> _EXERCISE AIM_
Give an exact transcription of every line, dropping the images.
++++ RECORDED DATA ++++
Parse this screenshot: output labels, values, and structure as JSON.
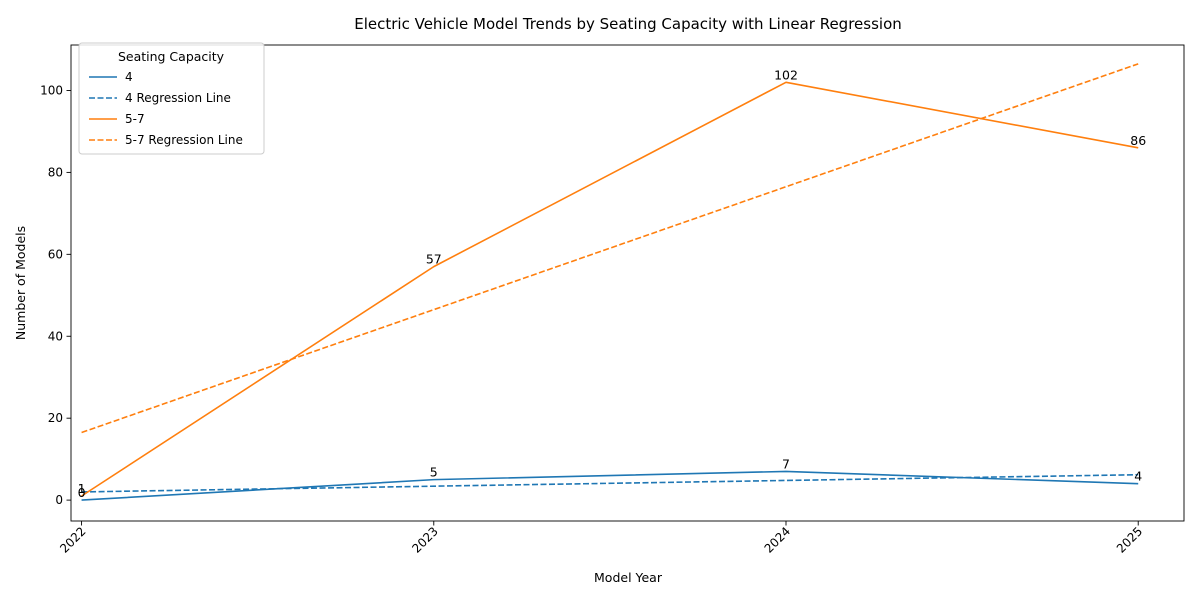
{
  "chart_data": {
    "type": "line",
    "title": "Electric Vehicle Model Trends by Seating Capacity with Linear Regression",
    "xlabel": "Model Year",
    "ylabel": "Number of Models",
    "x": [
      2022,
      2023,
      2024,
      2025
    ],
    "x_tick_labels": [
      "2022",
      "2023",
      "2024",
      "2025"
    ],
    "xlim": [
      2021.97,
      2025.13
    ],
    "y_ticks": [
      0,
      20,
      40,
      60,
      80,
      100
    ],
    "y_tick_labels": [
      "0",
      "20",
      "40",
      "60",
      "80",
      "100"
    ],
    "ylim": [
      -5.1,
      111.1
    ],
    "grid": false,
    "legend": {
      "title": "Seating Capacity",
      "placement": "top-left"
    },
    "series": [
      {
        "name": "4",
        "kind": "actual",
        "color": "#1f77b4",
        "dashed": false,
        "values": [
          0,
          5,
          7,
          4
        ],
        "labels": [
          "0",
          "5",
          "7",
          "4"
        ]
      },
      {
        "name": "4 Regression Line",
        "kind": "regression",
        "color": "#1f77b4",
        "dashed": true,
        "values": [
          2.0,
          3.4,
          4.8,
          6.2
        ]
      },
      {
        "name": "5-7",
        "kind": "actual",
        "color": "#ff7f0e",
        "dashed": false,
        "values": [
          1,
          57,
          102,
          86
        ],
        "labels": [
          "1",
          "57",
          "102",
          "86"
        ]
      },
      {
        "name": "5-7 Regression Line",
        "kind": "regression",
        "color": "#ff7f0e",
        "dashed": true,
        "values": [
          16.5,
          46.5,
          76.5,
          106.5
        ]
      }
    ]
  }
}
++++
> _WRITTEN ANSWER_
Parse this screenshot: output labels, values, and structure as JSON.
{
  "chart_data": {
    "type": "line",
    "title": "Electric Vehicle Model Trends by Seating Capacity with Linear Regression",
    "xlabel": "Model Year",
    "ylabel": "Number of Models",
    "x": [
      2022,
      2023,
      2024,
      2025
    ],
    "x_tick_labels": [
      "2022",
      "2023",
      "2024",
      "2025"
    ],
    "xlim": [
      2021.97,
      2025.13
    ],
    "y_ticks": [
      0,
      20,
      40,
      60,
      80,
      100
    ],
    "y_tick_labels": [
      "0",
      "20",
      "40",
      "60",
      "80",
      "100"
    ],
    "ylim": [
      -5.1,
      111.1
    ],
    "grid": false,
    "legend": {
      "title": "Seating Capacity",
      "placement": "top-left"
    },
    "series": [
      {
        "name": "4",
        "kind": "actual",
        "color": "#1f77b4",
        "dashed": false,
        "values": [
          0,
          5,
          7,
          4
        ],
        "labels": [
          "0",
          "5",
          "7",
          "4"
        ]
      },
      {
        "name": "4 Regression Line",
        "kind": "regression",
        "color": "#1f77b4",
        "dashed": true,
        "values": [
          2.0,
          3.4,
          4.8,
          6.2
        ]
      },
      {
        "name": "5-7",
        "kind": "actual",
        "color": "#ff7f0e",
        "dashed": false,
        "values": [
          1,
          57,
          102,
          86
        ],
        "labels": [
          "1",
          "57",
          "102",
          "86"
        ]
      },
      {
        "name": "5-7 Regression Line",
        "kind": "regression",
        "color": "#ff7f0e",
        "dashed": true,
        "values": [
          16.5,
          46.5,
          76.5,
          106.5
        ]
      }
    ]
  }
}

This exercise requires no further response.